Rows from a dataset:
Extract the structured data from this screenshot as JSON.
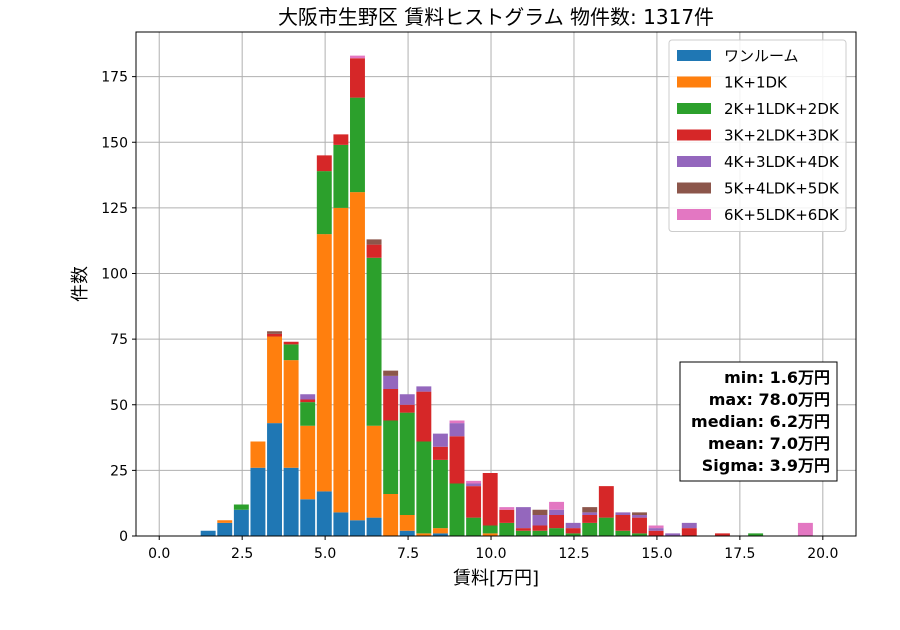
{
  "chart_data": {
    "type": "bar",
    "stacked": true,
    "title": "大阪市生野区 賃料ヒストグラム  物件数: 1317件",
    "xlabel": "賃料[万円]",
    "ylabel": "件数",
    "xlim": [
      -0.7,
      21.0
    ],
    "ylim": [
      0,
      192
    ],
    "xticks": [
      0.0,
      2.5,
      5.0,
      7.5,
      10.0,
      12.5,
      15.0,
      17.5,
      20.0
    ],
    "xtick_labels": [
      "0.0",
      "2.5",
      "5.0",
      "7.5",
      "10.0",
      "12.5",
      "15.0",
      "17.5",
      "20.0"
    ],
    "yticks": [
      0,
      25,
      50,
      75,
      100,
      125,
      150,
      175
    ],
    "ytick_labels": [
      "0",
      "25",
      "50",
      "75",
      "100",
      "125",
      "150",
      "175"
    ],
    "grid": true,
    "legend_position": "top-right",
    "bin_width": 0.5,
    "x": [
      1.5,
      2.0,
      2.5,
      3.0,
      3.5,
      4.0,
      4.5,
      5.0,
      5.5,
      6.0,
      6.5,
      7.0,
      7.5,
      8.0,
      8.5,
      9.0,
      9.5,
      10.0,
      10.5,
      11.0,
      11.5,
      12.0,
      12.5,
      13.0,
      13.5,
      14.0,
      14.5,
      15.0,
      15.5,
      16.0,
      16.5,
      17.0,
      17.5,
      18.0,
      18.5,
      19.0,
      19.5
    ],
    "series": [
      {
        "name": "ワンルーム",
        "color": "#1f77b4",
        "values": [
          2,
          5,
          10,
          26,
          43,
          26,
          14,
          17,
          9,
          6,
          7,
          0,
          2,
          0,
          1,
          0,
          0,
          0,
          0,
          0,
          0,
          0,
          0,
          0,
          0,
          0,
          0,
          0,
          0,
          0,
          0,
          0,
          0,
          0,
          0,
          0,
          0
        ]
      },
      {
        "name": "1K+1DK",
        "color": "#ff7f0e",
        "values": [
          0,
          1,
          0,
          10,
          33,
          41,
          28,
          98,
          116,
          125,
          35,
          16,
          6,
          1,
          2,
          0,
          0,
          1,
          0,
          0,
          0,
          0,
          0,
          0,
          0,
          0,
          0,
          0,
          0,
          0,
          0,
          0,
          0,
          0,
          0,
          0,
          0
        ]
      },
      {
        "name": "2K+1LDK+2DK",
        "color": "#2ca02c",
        "values": [
          0,
          0,
          2,
          0,
          0,
          6,
          9,
          24,
          24,
          36,
          64,
          28,
          39,
          35,
          26,
          20,
          7,
          3,
          5,
          2,
          2,
          3,
          1,
          5,
          7,
          2,
          1,
          0,
          0,
          0,
          0,
          0,
          0,
          1,
          0,
          0,
          0
        ]
      },
      {
        "name": "3K+2LDK+3DK",
        "color": "#d62728",
        "values": [
          0,
          0,
          0,
          0,
          1,
          1,
          1,
          6,
          4,
          15,
          5,
          12,
          3,
          19,
          5,
          18,
          12,
          20,
          5,
          1,
          2,
          5,
          2,
          3,
          12,
          6,
          6,
          2,
          0,
          3,
          0,
          1,
          0,
          0,
          0,
          0,
          0
        ]
      },
      {
        "name": "4K+3LDK+4DK",
        "color": "#9467bd",
        "values": [
          0,
          0,
          0,
          0,
          0,
          0,
          2,
          0,
          0,
          0,
          0,
          5,
          4,
          2,
          5,
          5,
          1,
          0,
          0,
          8,
          4,
          2,
          2,
          1,
          0,
          1,
          1,
          1,
          1,
          2,
          0,
          0,
          0,
          0,
          0,
          0,
          0
        ]
      },
      {
        "name": "5K+4LDK+5DK",
        "color": "#8c564b",
        "values": [
          0,
          0,
          0,
          0,
          1,
          0,
          0,
          0,
          0,
          0,
          2,
          2,
          0,
          0,
          0,
          0,
          0,
          0,
          0,
          0,
          2,
          0,
          0,
          2,
          0,
          0,
          1,
          0,
          0,
          0,
          0,
          0,
          0,
          0,
          0,
          0,
          0
        ]
      },
      {
        "name": "6K+5LDK+6DK",
        "color": "#e377c2",
        "values": [
          0,
          0,
          0,
          0,
          0,
          0,
          0,
          0,
          0,
          1,
          0,
          0,
          0,
          0,
          0,
          1,
          1,
          0,
          1,
          0,
          0,
          3,
          0,
          0,
          0,
          0,
          0,
          1,
          0,
          0,
          0,
          0,
          0,
          0,
          0,
          0,
          5
        ]
      }
    ],
    "stats_box": {
      "position": "right-middle",
      "lines": [
        "min: 1.6万円",
        "max: 78.0万円",
        "median: 6.2万円",
        "mean: 7.0万円",
        "Sigma: 3.9万円"
      ]
    }
  }
}
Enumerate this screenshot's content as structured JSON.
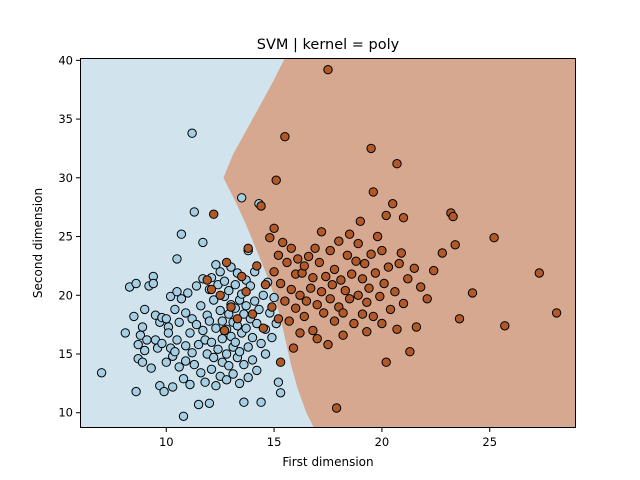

Work required:
Give back all entries exactly. No pictures belong in the copy.

Output for this exercise:
Extract the structured data from this screenshot as JSON.
{
  "chart_data": {
    "type": "bar",
    "stacked": true,
    "title": "大阪市生野区 賃料ヒストグラム  物件数: 1317件",
    "xlabel": "賃料[万円]",
    "ylabel": "件数",
    "xlim": [
      -0.7,
      21.0
    ],
    "ylim": [
      0,
      192
    ],
    "xticks": [
      0.0,
      2.5,
      5.0,
      7.5,
      10.0,
      12.5,
      15.0,
      17.5,
      20.0
    ],
    "xtick_labels": [
      "0.0",
      "2.5",
      "5.0",
      "7.5",
      "10.0",
      "12.5",
      "15.0",
      "17.5",
      "20.0"
    ],
    "yticks": [
      0,
      25,
      50,
      75,
      100,
      125,
      150,
      175
    ],
    "ytick_labels": [
      "0",
      "25",
      "50",
      "75",
      "100",
      "125",
      "150",
      "175"
    ],
    "grid": true,
    "legend_position": "top-right",
    "bin_width": 0.5,
    "x": [
      1.5,
      2.0,
      2.5,
      3.0,
      3.5,
      4.0,
      4.5,
      5.0,
      5.5,
      6.0,
      6.5,
      7.0,
      7.5,
      8.0,
      8.5,
      9.0,
      9.5,
      10.0,
      10.5,
      11.0,
      11.5,
      12.0,
      12.5,
      13.0,
      13.5,
      14.0,
      14.5,
      15.0,
      15.5,
      16.0,
      16.5,
      17.0,
      17.5,
      18.0,
      18.5,
      19.0,
      19.5
    ],
    "series": [
      {
        "name": "ワンルーム",
        "color": "#1f77b4",
        "values": [
          2,
          5,
          10,
          26,
          43,
          26,
          14,
          17,
          9,
          6,
          7,
          0,
          2,
          0,
          1,
          0,
          0,
          0,
          0,
          0,
          0,
          0,
          0,
          0,
          0,
          0,
          0,
          0,
          0,
          0,
          0,
          0,
          0,
          0,
          0,
          0,
          0
        ]
      },
      {
        "name": "1K+1DK",
        "color": "#ff7f0e",
        "values": [
          0,
          1,
          0,
          10,
          33,
          41,
          28,
          98,
          116,
          125,
          35,
          16,
          6,
          1,
          2,
          0,
          0,
          1,
          0,
          0,
          0,
          0,
          0,
          0,
          0,
          0,
          0,
          0,
          0,
          0,
          0,
          0,
          0,
          0,
          0,
          0,
          0
        ]
      },
      {
        "name": "2K+1LDK+2DK",
        "color": "#2ca02c",
        "values": [
          0,
          0,
          2,
          0,
          0,
          6,
          9,
          24,
          24,
          36,
          64,
          28,
          39,
          35,
          26,
          20,
          7,
          3,
          5,
          2,
          2,
          3,
          1,
          5,
          7,
          2,
          1,
          0,
          0,
          0,
          0,
          0,
          0,
          1,
          0,
          0,
          0
        ]
      },
      {
        "name": "3K+2LDK+3DK",
        "color": "#d62728",
        "values": [
          0,
          0,
          0,
          0,
          1,
          1,
          1,
          6,
          4,
          15,
          5,
          12,
          3,
          19,
          5,
          18,
          12,
          20,
          5,
          1,
          2,
          5,
          2,
          3,
          12,
          6,
          6,
          2,
          0,
          3,
          0,
          1,
          0,
          0,
          0,
          0,
          0
        ]
      },
      {
        "name": "4K+3LDK+4DK",
        "color": "#9467bd",
        "values": [
          0,
          0,
          0,
          0,
          0,
          0,
          2,
          0,
          0,
          0,
          0,
          5,
          4,
          2,
          5,
          5,
          1,
          0,
          0,
          8,
          4,
          2,
          2,
          1,
          0,
          1,
          1,
          1,
          1,
          2,
          0,
          0,
          0,
          0,
          0,
          0,
          0
        ]
      },
      {
        "name": "5K+4LDK+5DK",
        "color": "#8c564b",
        "values": [
          0,
          0,
          0,
          0,
          1,
          0,
          0,
          0,
          0,
          0,
          2,
          2,
          0,
          0,
          0,
          0,
          0,
          0,
          0,
          0,
          2,
          0,
          0,
          2,
          0,
          0,
          1,
          0,
          0,
          0,
          0,
          0,
          0,
          0,
          0,
          0,
          0
        ]
      },
      {
        "name": "6K+5LDK+6DK",
        "color": "#e377c2",
        "values": [
          0,
          0,
          0,
          0,
          0,
          0,
          0,
          0,
          0,
          1,
          0,
          0,
          0,
          0,
          0,
          1,
          1,
          0,
          1,
          0,
          0,
          3,
          0,
          0,
          0,
          0,
          0,
          1,
          0,
          0,
          0,
          0,
          0,
          0,
          0,
          0,
          5
        ]
      }
    ],
    "stats_box": {
      "position": "right-middle",
      "lines": [
        "min: 1.6万円",
        "max: 78.0万円",
        "median: 6.2万円",
        "mean: 7.0万円",
        "Sigma: 3.9万円"
      ]
    }
  }
}
Enumerate this screenshot's content as structured JSON.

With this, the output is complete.